[SET PROBLEM] Working from the line that contains "Give me a plain-text" down to the last line below, repeat each line exactly.

***** STORED RECORDS

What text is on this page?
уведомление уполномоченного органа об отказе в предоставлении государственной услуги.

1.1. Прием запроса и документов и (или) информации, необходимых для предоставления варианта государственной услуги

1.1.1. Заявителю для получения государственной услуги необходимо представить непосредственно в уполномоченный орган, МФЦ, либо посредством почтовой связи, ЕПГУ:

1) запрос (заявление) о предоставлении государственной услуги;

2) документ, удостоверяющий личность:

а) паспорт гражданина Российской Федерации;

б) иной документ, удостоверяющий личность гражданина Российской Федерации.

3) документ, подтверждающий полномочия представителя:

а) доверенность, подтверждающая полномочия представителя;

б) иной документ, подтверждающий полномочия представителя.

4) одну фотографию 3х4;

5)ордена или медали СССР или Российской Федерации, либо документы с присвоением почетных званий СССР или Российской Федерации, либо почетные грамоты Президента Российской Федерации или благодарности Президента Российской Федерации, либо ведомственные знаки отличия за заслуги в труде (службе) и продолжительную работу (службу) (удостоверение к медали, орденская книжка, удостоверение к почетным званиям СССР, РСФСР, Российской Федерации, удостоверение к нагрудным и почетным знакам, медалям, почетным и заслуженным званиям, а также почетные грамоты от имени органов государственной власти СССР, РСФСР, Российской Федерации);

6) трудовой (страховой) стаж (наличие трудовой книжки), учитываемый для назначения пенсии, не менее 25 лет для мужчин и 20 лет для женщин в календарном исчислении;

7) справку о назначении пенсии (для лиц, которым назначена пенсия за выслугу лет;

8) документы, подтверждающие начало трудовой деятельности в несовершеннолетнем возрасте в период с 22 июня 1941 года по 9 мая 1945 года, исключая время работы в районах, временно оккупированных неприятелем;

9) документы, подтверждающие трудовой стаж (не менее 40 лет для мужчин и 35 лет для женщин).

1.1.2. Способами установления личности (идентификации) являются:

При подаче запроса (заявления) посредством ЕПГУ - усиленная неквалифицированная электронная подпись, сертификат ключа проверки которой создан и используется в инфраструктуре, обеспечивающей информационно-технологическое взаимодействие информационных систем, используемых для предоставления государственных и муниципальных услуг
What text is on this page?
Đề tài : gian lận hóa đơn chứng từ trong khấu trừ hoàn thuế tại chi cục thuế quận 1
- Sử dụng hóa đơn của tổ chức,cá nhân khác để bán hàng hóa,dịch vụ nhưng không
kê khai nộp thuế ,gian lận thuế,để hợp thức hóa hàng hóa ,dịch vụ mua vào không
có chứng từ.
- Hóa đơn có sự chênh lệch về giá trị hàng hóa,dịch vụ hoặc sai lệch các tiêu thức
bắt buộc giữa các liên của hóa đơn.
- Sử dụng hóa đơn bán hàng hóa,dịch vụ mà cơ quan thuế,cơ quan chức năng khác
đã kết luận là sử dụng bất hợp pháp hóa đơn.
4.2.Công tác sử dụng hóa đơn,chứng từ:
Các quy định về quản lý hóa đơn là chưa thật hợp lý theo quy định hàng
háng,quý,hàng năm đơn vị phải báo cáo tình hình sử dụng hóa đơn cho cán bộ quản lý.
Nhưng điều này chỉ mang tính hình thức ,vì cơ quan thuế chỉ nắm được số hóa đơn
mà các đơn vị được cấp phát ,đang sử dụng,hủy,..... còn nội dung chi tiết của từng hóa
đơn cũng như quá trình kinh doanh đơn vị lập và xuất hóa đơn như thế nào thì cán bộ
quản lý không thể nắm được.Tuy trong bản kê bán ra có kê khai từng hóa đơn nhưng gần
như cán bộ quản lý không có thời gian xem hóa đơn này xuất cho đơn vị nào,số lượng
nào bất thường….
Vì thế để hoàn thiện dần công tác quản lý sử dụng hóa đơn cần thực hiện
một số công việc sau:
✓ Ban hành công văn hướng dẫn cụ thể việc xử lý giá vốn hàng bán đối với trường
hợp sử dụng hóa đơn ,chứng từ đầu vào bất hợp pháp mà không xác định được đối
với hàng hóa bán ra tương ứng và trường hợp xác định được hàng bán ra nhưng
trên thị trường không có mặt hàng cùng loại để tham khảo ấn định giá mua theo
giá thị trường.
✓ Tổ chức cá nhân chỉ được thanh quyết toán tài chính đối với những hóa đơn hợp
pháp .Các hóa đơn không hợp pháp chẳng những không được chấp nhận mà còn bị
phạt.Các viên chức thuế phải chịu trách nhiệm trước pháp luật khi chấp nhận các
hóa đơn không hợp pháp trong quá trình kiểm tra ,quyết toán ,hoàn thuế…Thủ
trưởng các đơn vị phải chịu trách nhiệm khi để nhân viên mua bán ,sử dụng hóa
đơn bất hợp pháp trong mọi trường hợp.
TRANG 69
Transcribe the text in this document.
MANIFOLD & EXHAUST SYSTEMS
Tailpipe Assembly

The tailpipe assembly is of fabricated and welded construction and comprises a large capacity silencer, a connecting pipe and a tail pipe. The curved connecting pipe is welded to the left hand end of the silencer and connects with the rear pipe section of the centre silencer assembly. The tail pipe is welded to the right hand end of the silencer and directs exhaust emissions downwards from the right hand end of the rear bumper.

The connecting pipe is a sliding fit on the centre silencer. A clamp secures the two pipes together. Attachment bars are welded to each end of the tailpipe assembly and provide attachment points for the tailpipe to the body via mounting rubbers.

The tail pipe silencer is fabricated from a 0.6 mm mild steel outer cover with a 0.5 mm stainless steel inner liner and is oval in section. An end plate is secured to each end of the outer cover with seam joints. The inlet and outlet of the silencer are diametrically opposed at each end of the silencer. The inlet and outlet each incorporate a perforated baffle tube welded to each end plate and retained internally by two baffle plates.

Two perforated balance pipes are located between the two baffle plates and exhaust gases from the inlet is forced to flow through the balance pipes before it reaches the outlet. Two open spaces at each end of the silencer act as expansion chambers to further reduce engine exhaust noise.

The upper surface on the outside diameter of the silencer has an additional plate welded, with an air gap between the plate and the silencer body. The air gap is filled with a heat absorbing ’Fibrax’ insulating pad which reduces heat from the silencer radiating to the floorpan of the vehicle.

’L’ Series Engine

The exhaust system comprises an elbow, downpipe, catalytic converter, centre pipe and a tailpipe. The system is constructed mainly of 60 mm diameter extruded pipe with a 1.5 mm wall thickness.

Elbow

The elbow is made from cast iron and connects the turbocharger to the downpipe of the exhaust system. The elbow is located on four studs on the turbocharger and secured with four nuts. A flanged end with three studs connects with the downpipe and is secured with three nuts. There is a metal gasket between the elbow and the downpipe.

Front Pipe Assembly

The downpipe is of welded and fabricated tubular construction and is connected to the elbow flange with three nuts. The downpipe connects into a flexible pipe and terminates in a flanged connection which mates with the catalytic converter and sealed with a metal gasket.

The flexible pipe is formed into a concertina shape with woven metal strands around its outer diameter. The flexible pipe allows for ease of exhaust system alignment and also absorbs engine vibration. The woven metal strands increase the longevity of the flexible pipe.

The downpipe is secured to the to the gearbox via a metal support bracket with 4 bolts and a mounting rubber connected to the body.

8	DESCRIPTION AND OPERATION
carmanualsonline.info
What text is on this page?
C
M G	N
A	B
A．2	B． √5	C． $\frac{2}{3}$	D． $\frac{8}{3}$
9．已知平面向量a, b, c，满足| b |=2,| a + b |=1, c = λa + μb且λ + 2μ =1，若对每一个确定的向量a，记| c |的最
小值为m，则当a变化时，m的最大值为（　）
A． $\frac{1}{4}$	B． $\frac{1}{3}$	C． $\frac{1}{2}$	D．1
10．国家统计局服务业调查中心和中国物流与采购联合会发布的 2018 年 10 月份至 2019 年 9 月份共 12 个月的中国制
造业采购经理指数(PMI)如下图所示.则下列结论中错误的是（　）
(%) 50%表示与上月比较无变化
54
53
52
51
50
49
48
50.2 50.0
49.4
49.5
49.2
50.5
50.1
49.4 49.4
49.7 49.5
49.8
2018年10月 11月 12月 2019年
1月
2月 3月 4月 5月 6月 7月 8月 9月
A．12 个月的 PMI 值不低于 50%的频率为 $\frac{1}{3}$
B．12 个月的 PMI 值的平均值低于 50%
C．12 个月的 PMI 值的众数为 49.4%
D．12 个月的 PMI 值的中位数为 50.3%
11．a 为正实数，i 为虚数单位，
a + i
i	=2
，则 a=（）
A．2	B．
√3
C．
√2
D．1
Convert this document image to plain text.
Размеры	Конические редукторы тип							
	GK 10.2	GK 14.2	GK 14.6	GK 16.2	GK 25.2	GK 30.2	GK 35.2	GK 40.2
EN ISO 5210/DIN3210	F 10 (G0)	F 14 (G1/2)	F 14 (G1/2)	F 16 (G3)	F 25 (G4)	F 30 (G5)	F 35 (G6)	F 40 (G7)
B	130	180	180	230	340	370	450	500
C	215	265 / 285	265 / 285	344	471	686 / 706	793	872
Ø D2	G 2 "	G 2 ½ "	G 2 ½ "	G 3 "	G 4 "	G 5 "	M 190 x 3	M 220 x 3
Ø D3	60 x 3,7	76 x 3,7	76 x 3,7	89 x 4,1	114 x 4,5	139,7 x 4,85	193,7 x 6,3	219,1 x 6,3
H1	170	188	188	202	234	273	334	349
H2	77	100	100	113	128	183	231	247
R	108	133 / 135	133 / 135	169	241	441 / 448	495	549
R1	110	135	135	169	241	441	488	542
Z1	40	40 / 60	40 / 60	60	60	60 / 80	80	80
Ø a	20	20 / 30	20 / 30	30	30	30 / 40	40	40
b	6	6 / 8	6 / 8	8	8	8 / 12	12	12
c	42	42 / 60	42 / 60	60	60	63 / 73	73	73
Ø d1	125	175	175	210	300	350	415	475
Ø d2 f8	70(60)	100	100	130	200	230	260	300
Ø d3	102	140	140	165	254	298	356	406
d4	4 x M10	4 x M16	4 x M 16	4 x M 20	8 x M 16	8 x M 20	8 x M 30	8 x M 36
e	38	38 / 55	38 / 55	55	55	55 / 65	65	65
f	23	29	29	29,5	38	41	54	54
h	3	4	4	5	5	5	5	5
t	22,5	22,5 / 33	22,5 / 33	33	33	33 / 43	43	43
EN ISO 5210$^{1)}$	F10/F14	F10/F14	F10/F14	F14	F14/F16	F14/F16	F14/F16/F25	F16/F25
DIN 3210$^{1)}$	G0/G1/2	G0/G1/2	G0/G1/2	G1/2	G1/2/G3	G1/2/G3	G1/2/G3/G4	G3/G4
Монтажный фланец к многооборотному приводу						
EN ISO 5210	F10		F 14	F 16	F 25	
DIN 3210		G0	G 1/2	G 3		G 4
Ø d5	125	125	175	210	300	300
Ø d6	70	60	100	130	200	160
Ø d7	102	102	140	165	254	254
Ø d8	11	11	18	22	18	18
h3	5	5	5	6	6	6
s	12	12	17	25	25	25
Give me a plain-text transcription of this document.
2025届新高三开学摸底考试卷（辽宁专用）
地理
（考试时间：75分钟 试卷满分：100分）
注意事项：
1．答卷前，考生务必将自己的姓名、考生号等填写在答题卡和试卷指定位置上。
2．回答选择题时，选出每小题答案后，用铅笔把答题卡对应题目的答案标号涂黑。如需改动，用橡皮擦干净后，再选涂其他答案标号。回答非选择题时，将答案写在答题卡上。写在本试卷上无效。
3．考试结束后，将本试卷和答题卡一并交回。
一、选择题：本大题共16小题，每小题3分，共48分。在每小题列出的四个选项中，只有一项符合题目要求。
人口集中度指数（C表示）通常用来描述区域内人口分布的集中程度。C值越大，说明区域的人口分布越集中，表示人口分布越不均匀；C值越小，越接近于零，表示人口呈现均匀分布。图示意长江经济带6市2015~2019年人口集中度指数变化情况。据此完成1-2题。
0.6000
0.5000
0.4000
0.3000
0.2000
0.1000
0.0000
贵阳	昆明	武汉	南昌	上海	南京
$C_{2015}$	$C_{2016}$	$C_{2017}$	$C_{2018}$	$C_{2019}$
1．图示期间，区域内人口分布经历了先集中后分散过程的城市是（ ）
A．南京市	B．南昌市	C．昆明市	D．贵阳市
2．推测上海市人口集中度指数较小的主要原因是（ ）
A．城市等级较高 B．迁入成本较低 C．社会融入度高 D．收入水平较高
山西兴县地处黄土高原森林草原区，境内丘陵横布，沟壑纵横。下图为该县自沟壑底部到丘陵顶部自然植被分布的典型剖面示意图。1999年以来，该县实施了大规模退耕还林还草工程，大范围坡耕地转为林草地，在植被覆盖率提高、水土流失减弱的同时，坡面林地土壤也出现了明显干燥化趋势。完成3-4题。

**********

[SOLUTION]
Give me a plain-text transcription of this document.
2025届新高三开学摸底考试卷（辽宁专用）
地理
（考试时间：75分钟 试卷满分：100分）
注意事项：
1．答卷前，考生务必将自己的姓名、考生号等填写在答题卡和试卷指定位置上。
2．回答选择题时，选出每小题答案后，用铅笔把答题卡对应题目的答案标号涂黑。如需改动，用橡皮擦干净后，再选涂其他答案标号。回答非选择题时，将答案写在答题卡上。写在本试卷上无效。
3．考试结束后，将本试卷和答题卡一并交回。
一、选择题：本大题共16小题，每小题3分，共48分。在每小题列出的四个选项中，只有一项符合题目要求。
人口集中度指数（C表示）通常用来描述区域内人口分布的集中程度。C值越大，说明区域的人口分布越集中，表示人口分布越不均匀；C值越小，越接近于零，表示人口呈现均匀分布。图示意长江经济带6市2015~2019年人口集中度指数变化情况。据此完成1-2题。
0.6000
0.5000
0.4000
0.3000
0.2000
0.1000
0.0000
贵阳	昆明	武汉	南昌	上海	南京
$C_{2015}$	$C_{2016}$	$C_{2017}$	$C_{2018}$	$C_{2019}$
1．图示期间，区域内人口分布经历了先集中后分散过程的城市是（ ）
A．南京市	B．南昌市	C．昆明市	D．贵阳市
2．推测上海市人口集中度指数较小的主要原因是（ ）
A．城市等级较高 B．迁入成本较低 C．社会融入度高 D．收入水平较高
山西兴县地处黄土高原森林草原区，境内丘陵横布，沟壑纵横。下图为该县自沟壑底部到丘陵顶部自然植被分布的典型剖面示意图。1999年以来，该县实施了大规模退耕还林还草工程，大范围坡耕地转为林草地，在植被覆盖率提高、水土流失减弱的同时，坡面林地土壤也出现了明显干燥化趋势。完成3-4题。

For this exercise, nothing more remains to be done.